[Rows from a dataset]
:::::

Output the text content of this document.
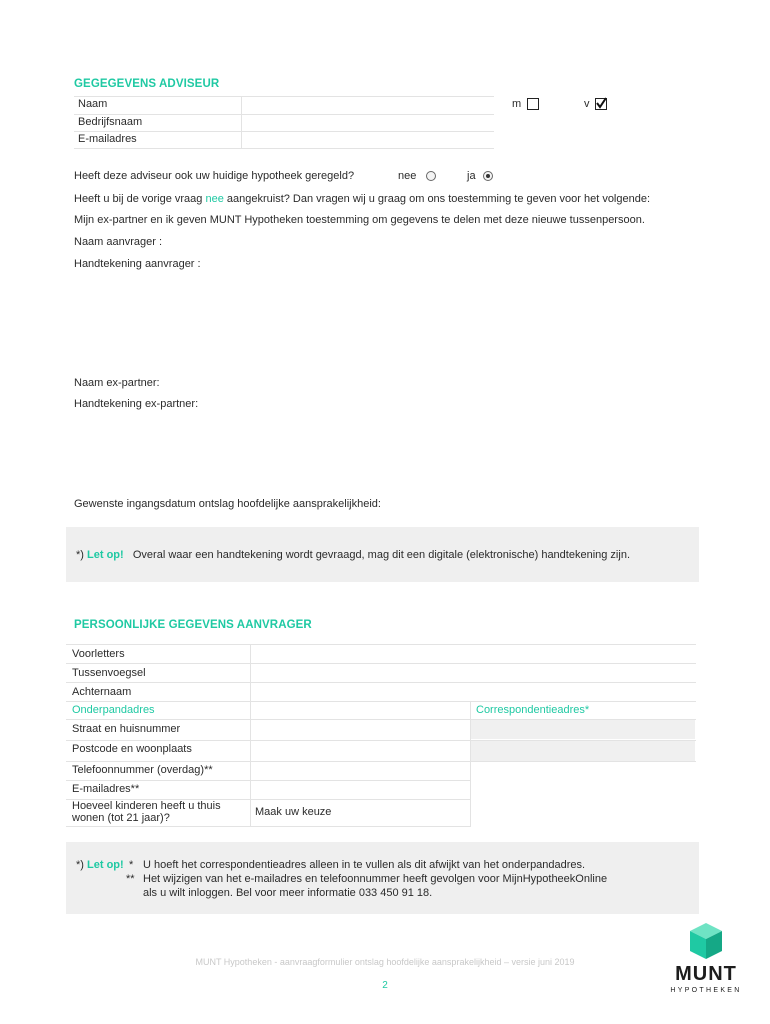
GEGEGEVENS ADVISEUR
Naam
Bedrijfsnaam
E-mailadres
m	v
Heeft deze adviseur ook uw huidige hypotheek geregeld?	nee	ja
Heeft u bij de vorige vraag nee aangekruist? Dan vragen wij u graag om ons toestemming te geven voor het volgende:
Mijn ex-partner en ik geven MUNT Hypotheken toestemming om gegevens te delen met deze nieuwe tussenpersoon.
Naam aanvrager :
Handtekening aanvrager :
Naam ex-partner:
Handtekening ex-partner:
Gewenste ingangsdatum ontslag hoofdelijke aansprakelijkheid:
*) Let op! Overal waar een handtekening wordt gevraagd, mag dit een digitale (elektronische) handtekening zijn.
PERSOONLIJKE GEGEVENS AANVRAGER
Voorletters
Tussenvoegsel
Achternaam
Onderpandadres	Correspondentieadres*
Straat en huisnummer
Postcode en woonplaats
Telefoonnummer (overdag)**
E-mailadres**
Hoeveel kinderen heeft u thuis
wonen (tot 21 jaar)?	Maak uw keuze
*) Let op! * U hoeft het correspondentieadres alleen in te vullen als dit afwijkt van het onderpandadres.
** Het wijzigen van het e-mailadres en telefoonnummer heeft gevolgen voor MijnHypotheekOnline
als u wilt inloggen. Bel voor meer informatie 033 450 91 18.
MUNT Hypotheken - aanvraagformulier ontslag hoofdelijke aansprakelijkheid – versie juni 2019
2
MUNT
HYPOTHEKEN
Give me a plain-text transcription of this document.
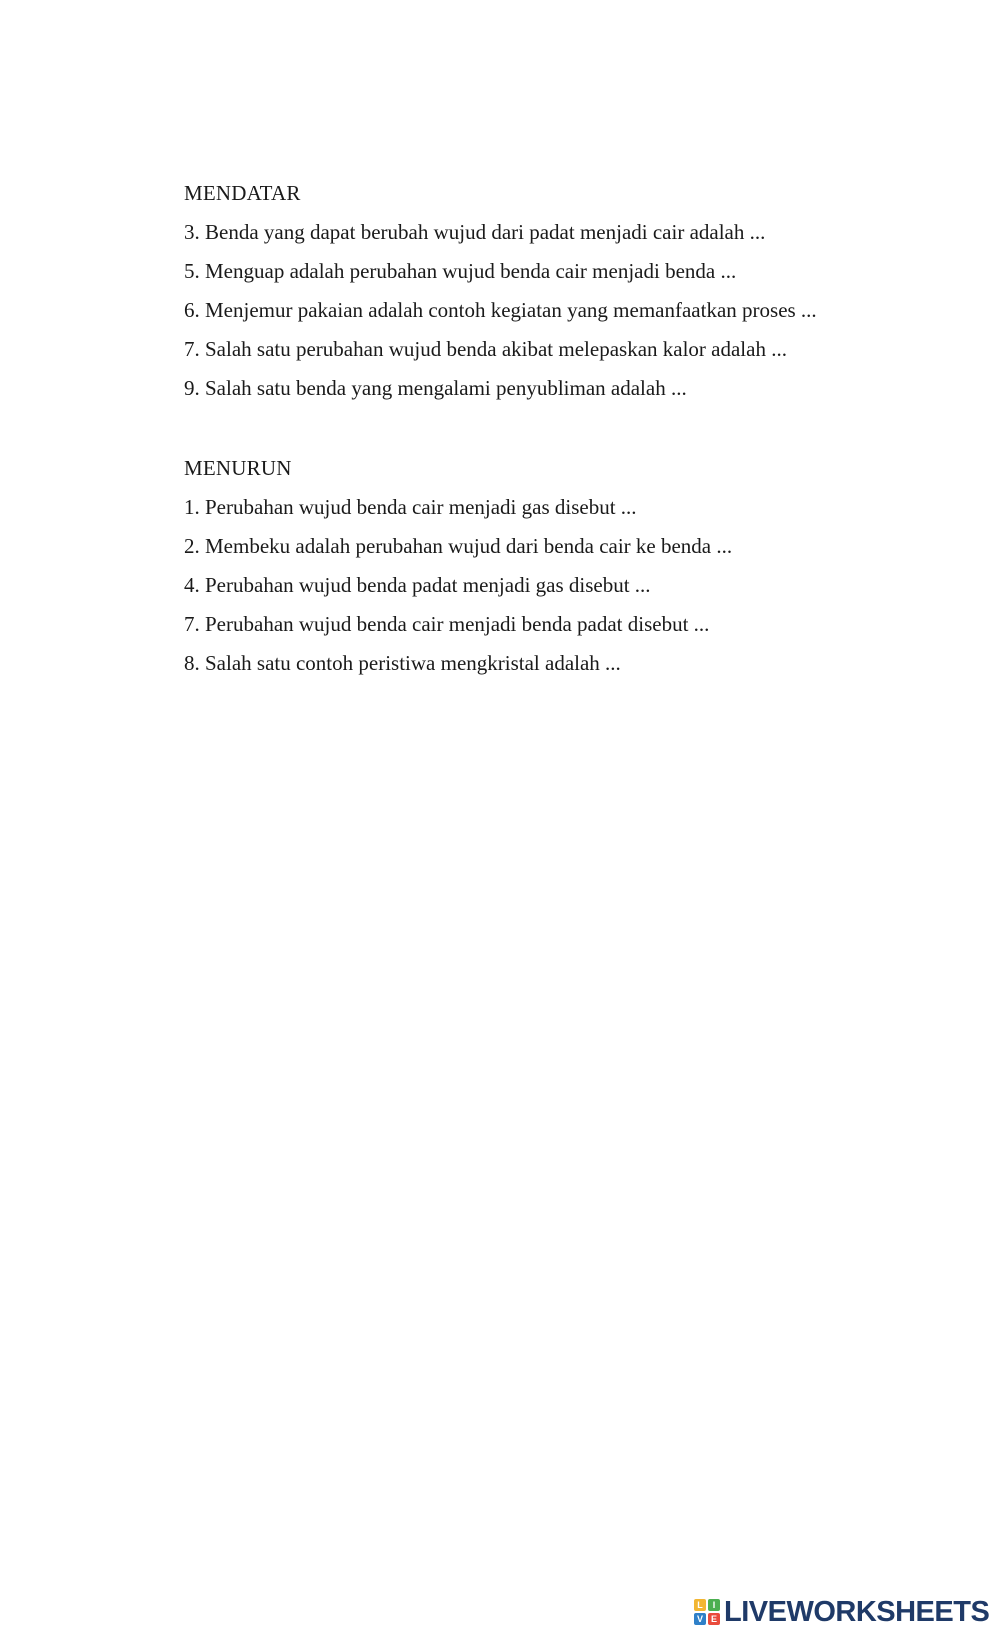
MENDATAR
3 . Benda yang dapat berubah wujud dari padat menjadi cair adalah ...
5 . Menguap adalah perubahan wujud benda cair menjadi benda ...
6 . Menjemur pakaian adalah contoh kegiatan yang memanfaatkan proses ...
7 . Salah satu perubahan wujud benda akibat melepaskan kalor adalah ...
9 . Salah satu benda yang mengalami penyubliman adalah ...
MENURUN
1 . Perubahan wujud benda cair menjadi gas disebut ...
2 . Membeku adalah perubahan wujud dari benda cair ke benda ...
4 . Perubahan wujud benda padat menjadi gas disebut ...
7 . Perubahan wujud benda cair menjadi benda padat disebut ...
8 . Salah satu contoh peristiwa mengkristal adalah ...
L	I
V E LIVEWORKSHEETS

:::::

■ **The problem**
Make an exact copy of the whole listing, but don't bring over any pictures.

■ **Answer below**
Output the text content of this document.
GEGEGEVENS ADVISEUR
Naam
Bedrijfsnaam
E-mailadres
m	v
Heeft deze adviseur ook uw huidige hypotheek geregeld?	nee	ja
Heeft u bij de vorige vraag nee aangekruist? Dan vragen wij u graag om ons toestemming te geven voor het volgende:
Mijn ex-partner en ik geven MUNT Hypotheken toestemming om gegevens te delen met deze nieuwe tussenpersoon.
Naam aanvrager :
Handtekening aanvrager :
Naam ex-partner:
Handtekening ex-partner:
Gewenste ingangsdatum ontslag hoofdelijke aansprakelijkheid:
*) Let op! Overal waar een handtekening wordt gevraagd, mag dit een digitale (elektronische) handtekening zijn.
PERSOONLIJKE GEGEVENS AANVRAGER
Voorletters
Tussenvoegsel
Achternaam
Onderpandadres	Correspondentieadres*
Straat en huisnummer
Postcode en woonplaats
Telefoonnummer (overdag)**
E-mailadres**
Hoeveel kinderen heeft u thuis
wonen (tot 21 jaar)?	Maak uw keuze
*) Let op! * U hoeft het correspondentieadres alleen in te vullen als dit afwijkt van het onderpandadres.
** Het wijzigen van het e-mailadres en telefoonnummer heeft gevolgen voor MijnHypotheekOnline
als u wilt inloggen. Bel voor meer informatie 033 450 91 18.
MUNT Hypotheken - aanvraagformulier ontslag hoofdelijke aansprakelijkheid – versie juni 2019
2
MUNT
HYPOTHEKEN
Give me a plain-text transcription of this document.
MENDATAR
3 . Benda yang dapat berubah wujud dari padat menjadi cair adalah ...
5 . Menguap adalah perubahan wujud benda cair menjadi benda ...
6 . Menjemur pakaian adalah contoh kegiatan yang memanfaatkan proses ...
7 . Salah satu perubahan wujud benda akibat melepaskan kalor adalah ...
9 . Salah satu benda yang mengalami penyubliman adalah ...
MENURUN
1 . Perubahan wujud benda cair menjadi gas disebut ...
2 . Membeku adalah perubahan wujud dari benda cair ke benda ...
4 . Perubahan wujud benda padat menjadi gas disebut ...
7 . Perubahan wujud benda cair menjadi benda padat disebut ...
8 . Salah satu contoh peristiwa mengkristal adalah ...
L	I
V E LIVEWORKSHEETS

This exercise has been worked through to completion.